Write out, precisely and in full, each line of the material.

Excerpt from a dataset:
-----

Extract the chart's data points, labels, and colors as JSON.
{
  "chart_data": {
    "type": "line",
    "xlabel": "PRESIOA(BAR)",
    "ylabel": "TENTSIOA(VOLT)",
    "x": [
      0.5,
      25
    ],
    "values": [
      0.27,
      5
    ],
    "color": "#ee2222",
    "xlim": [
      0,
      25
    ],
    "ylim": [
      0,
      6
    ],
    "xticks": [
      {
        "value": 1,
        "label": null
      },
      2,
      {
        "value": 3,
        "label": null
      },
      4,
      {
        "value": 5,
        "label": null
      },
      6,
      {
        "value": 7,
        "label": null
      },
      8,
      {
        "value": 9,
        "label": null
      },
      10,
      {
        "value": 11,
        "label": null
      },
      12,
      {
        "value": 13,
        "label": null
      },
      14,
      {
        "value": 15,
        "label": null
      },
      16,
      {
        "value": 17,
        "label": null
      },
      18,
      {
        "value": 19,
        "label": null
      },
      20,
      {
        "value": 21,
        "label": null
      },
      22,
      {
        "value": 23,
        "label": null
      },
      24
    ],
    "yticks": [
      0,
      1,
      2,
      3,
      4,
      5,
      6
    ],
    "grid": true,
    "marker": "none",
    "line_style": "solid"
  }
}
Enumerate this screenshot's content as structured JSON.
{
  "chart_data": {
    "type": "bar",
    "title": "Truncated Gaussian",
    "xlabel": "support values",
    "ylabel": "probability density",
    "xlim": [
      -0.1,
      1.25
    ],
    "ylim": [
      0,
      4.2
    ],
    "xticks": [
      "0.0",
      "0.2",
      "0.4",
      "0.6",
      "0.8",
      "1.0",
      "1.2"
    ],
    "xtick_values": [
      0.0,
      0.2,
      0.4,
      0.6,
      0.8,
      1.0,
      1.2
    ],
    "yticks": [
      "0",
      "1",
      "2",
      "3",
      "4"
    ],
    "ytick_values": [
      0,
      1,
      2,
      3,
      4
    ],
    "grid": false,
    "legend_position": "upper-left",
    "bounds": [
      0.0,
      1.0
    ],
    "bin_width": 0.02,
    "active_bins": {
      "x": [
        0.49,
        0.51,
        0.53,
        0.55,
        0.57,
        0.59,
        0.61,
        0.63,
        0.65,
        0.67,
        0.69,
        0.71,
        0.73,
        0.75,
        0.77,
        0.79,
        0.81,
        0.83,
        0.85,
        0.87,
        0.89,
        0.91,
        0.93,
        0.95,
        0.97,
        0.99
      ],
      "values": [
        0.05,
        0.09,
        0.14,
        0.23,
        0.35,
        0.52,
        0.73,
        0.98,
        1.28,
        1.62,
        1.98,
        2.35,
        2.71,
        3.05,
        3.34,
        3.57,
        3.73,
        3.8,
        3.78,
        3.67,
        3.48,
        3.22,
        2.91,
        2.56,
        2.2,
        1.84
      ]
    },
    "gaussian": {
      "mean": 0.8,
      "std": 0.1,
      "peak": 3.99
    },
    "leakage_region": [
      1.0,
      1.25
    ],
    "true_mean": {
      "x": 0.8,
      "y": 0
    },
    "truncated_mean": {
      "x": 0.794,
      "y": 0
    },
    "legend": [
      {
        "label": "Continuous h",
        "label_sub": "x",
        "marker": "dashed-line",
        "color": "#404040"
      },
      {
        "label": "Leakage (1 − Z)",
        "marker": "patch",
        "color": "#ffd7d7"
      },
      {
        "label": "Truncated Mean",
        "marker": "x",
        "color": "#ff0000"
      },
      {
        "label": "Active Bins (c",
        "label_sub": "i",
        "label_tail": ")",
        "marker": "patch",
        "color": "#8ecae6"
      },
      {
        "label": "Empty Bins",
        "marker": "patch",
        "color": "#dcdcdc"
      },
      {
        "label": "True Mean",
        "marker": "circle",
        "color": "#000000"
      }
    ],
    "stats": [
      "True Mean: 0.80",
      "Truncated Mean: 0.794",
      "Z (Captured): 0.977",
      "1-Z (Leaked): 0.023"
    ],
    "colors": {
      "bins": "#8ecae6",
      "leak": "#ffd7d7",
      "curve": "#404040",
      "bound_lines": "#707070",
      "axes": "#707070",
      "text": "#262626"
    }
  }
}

-----

# SOLUTION FOR THIS PROBLEM
Extract the chart's data points, labels, and colors as JSON.
{
  "chart_data": {
    "type": "line",
    "xlabel": "PRESIOA(BAR)",
    "ylabel": "TENTSIOA(VOLT)",
    "x": [
      0.5,
      25
    ],
    "values": [
      0.27,
      5
    ],
    "color": "#ee2222",
    "xlim": [
      0,
      25
    ],
    "ylim": [
      0,
      6
    ],
    "xticks": [
      {
        "value": 1,
        "label": null
      },
      2,
      {
        "value": 3,
        "label": null
      },
      4,
      {
        "value": 5,
        "label": null
      },
      6,
      {
        "value": 7,
        "label": null
      },
      8,
      {
        "value": 9,
        "label": null
      },
      10,
      {
        "value": 11,
        "label": null
      },
      12,
      {
        "value": 13,
        "label": null
      },
      14,
      {
        "value": 15,
        "label": null
      },
      16,
      {
        "value": 17,
        "label": null
      },
      18,
      {
        "value": 19,
        "label": null
      },
      20,
      {
        "value": 21,
        "label": null
      },
      22,
      {
        "value": 23,
        "label": null
      },
      24
    ],
    "yticks": [
      0,
      1,
      2,
      3,
      4,
      5,
      6
    ],
    "grid": true,
    "marker": "none",
    "line_style": "solid"
  }
}
Enumerate this screenshot's content as structured JSON.
{
  "chart_data": {
    "type": "bar",
    "title": "Truncated Gaussian",
    "xlabel": "support values",
    "ylabel": "probability density",
    "xlim": [
      -0.1,
      1.25
    ],
    "ylim": [
      0,
      4.2
    ],
    "xticks": [
      "0.0",
      "0.2",
      "0.4",
      "0.6",
      "0.8",
      "1.0",
      "1.2"
    ],
    "xtick_values": [
      0.0,
      0.2,
      0.4,
      0.6,
      0.8,
      1.0,
      1.2
    ],
    "yticks": [
      "0",
      "1",
      "2",
      "3",
      "4"
    ],
    "ytick_values": [
      0,
      1,
      2,
      3,
      4
    ],
    "grid": false,
    "legend_position": "upper-left",
    "bounds": [
      0.0,
      1.0
    ],
    "bin_width": 0.02,
    "active_bins": {
      "x": [
        0.49,
        0.51,
        0.53,
        0.55,
        0.57,
        0.59,
        0.61,
        0.63,
        0.65,
        0.67,
        0.69,
        0.71,
        0.73,
        0.75,
        0.77,
        0.79,
        0.81,
        0.83,
        0.85,
        0.87,
        0.89,
        0.91,
        0.93,
        0.95,
        0.97,
        0.99
      ],
      "values": [
        0.05,
        0.09,
        0.14,
        0.23,
        0.35,
        0.52,
        0.73,
        0.98,
        1.28,
        1.62,
        1.98,
        2.35,
        2.71,
        3.05,
        3.34,
        3.57,
        3.73,
        3.8,
        3.78,
        3.67,
        3.48,
        3.22,
        2.91,
        2.56,
        2.2,
        1.84
      ]
    },
    "gaussian": {
      "mean": 0.8,
      "std": 0.1,
      "peak": 3.99
    },
    "leakage_region": [
      1.0,
      1.25
    ],
    "true_mean": {
      "x": 0.8,
      "y": 0
    },
    "truncated_mean": {
      "x": 0.794,
      "y": 0
    },
    "legend": [
      {
        "label": "Continuous h",
        "label_sub": "x",
        "marker": "dashed-line",
        "color": "#404040"
      },
      {
        "label": "Leakage (1 − Z)",
        "marker": "patch",
        "color": "#ffd7d7"
      },
      {
        "label": "Truncated Mean",
        "marker": "x",
        "color": "#ff0000"
      },
      {
        "label": "Active Bins (c",
        "label_sub": "i",
        "label_tail": ")",
        "marker": "patch",
        "color": "#8ecae6"
      },
      {
        "label": "Empty Bins",
        "marker": "patch",
        "color": "#dcdcdc"
      },
      {
        "label": "True Mean",
        "marker": "circle",
        "color": "#000000"
      }
    ],
    "stats": [
      "True Mean: 0.80",
      "Truncated Mean: 0.794",
      "Z (Captured): 0.977",
      "1-Z (Leaked): 0.023"
    ],
    "colors": {
      "bins": "#8ecae6",
      "leak": "#ffd7d7",
      "curve": "#404040",
      "bound_lines": "#707070",
      "axes": "#707070",
      "text": "#262626"
    }
  }
}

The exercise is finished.